= EXERCISES TO COMPLETE =
**A)** In the Razer Switchblade article, rewrite the paragraph beginning "The Switchblade's main goal" as a short bulleted list that keeps its main facts.
**B)** Answer these questions using the Razer Switchblade article:
(i) On what date was the Switchblade first unveiled?
(ii) In what year did Razer hire the team of engineers who started the project?
(iii) For which companies had those engineers previously worked?

= DOCUMENT EXTRACT =
•••
The Razer Switchblade is a concept design of a portable gaming device developed by Razer. It was first unveiled on January 5, 2011 at the Consumer Electronics Show (CES). The Switchblade won The Best of CES 2011 People's Voice award.

The Switchblade's main goal is to provide gamers with the functionality of a Windows computer, combined with the portability of a handheld device. It features a multitouch LCD screen and an adaptive keyboard that changes keys depending on the game being played.

Development 
In 2009, Razer sec hired a team of engineers who used to work for Apple, HP, and Dell. They started a project, codenamed the "Switchblade", which is a portable gaming device that "would revolutionize the future of gaming". When asked about the development of the Switchblade, Razer's CEO, Min-Liang Tan, believed that the development of the Switchblade started from a small gaming peripheral company, into a well-known corporation that would develop the first full portable PC gaming console. He said "Razer isn't just about bringing innovation to the PC, but creating products that will change the future of gaming. The Razer Switchblade is one such product."

Although the current development of the Switchblade hinted that it might be priced about 250-600 Dollars, Razer says that the final product might not look anything like its current prototype. 

As of 2023, Razer doesn't support app development of Switchblade UI.
•••
= RECORDED INFORMATION =
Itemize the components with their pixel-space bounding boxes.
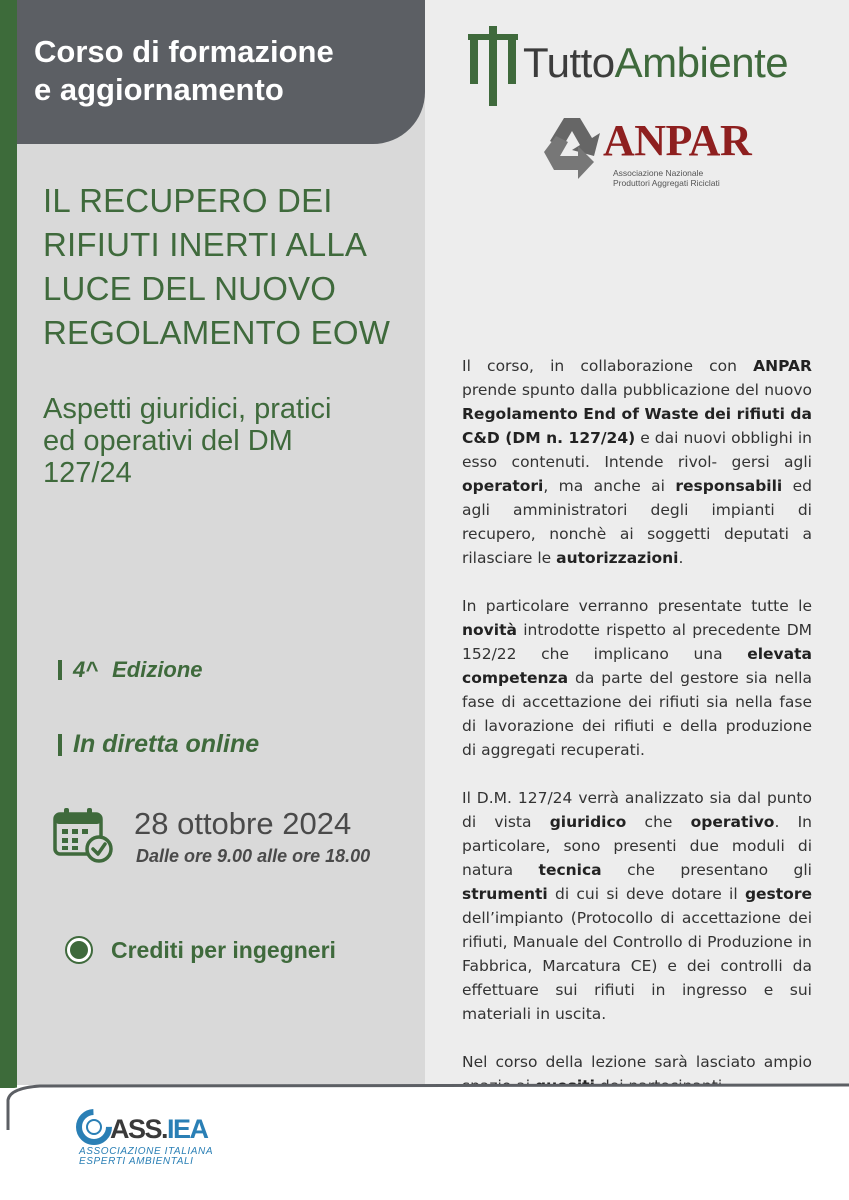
•••
= EXERCISE SOLUTIONS =
**A)**
- Goal: combine the functionality of a Windows computer with the portability of a handheld device
- Display: multitouch LCD screen
- Keyboard: adaptive, with keys that change depending on the game being played

**B)**
(i) January 5, 2011
(ii) 2009
(iii) Apple, HP, and Dell